Task brief:
Report every line in the items below that contains the word "value". Case counts.

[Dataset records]
* Start *
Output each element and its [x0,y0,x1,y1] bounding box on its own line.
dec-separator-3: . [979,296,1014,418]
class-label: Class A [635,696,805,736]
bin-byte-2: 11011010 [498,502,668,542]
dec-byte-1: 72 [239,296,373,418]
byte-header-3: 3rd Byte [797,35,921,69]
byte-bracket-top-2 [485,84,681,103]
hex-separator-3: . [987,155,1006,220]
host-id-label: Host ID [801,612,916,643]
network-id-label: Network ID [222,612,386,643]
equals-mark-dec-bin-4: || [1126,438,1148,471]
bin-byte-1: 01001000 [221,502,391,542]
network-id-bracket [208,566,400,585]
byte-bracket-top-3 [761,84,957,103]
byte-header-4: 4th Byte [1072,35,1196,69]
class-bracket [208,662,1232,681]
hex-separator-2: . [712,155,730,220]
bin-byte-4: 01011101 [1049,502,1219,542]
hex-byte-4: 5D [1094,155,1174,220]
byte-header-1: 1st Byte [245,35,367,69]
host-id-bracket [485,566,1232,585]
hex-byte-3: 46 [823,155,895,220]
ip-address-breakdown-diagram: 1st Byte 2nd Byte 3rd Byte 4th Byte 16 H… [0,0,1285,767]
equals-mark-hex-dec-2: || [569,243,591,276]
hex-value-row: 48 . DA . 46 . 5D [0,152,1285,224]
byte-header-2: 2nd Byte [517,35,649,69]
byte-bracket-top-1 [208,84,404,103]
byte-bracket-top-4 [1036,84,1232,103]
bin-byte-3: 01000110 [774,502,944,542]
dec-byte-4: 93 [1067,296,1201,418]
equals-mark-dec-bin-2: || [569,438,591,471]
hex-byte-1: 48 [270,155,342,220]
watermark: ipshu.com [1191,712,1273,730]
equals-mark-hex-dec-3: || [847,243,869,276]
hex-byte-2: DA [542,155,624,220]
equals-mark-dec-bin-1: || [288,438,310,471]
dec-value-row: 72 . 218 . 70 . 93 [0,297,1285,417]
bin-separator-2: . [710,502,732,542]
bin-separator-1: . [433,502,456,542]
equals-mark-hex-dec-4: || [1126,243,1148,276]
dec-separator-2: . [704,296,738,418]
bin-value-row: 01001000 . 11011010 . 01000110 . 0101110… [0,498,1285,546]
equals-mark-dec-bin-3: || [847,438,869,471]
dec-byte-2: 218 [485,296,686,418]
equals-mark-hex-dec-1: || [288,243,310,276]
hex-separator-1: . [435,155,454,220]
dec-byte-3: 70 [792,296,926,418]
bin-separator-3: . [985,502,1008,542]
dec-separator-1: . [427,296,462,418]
* End *
Solution for this exercise:
hex-value-row: 48 . DA . 46 . 5D [0,152,1285,224]
dec-value-row: 72 . 218 . 70 . 93 [0,297,1285,417]
bin-value-row: 01001000 . 11011010 . 01000110 . 0101110… [0,498,1285,546]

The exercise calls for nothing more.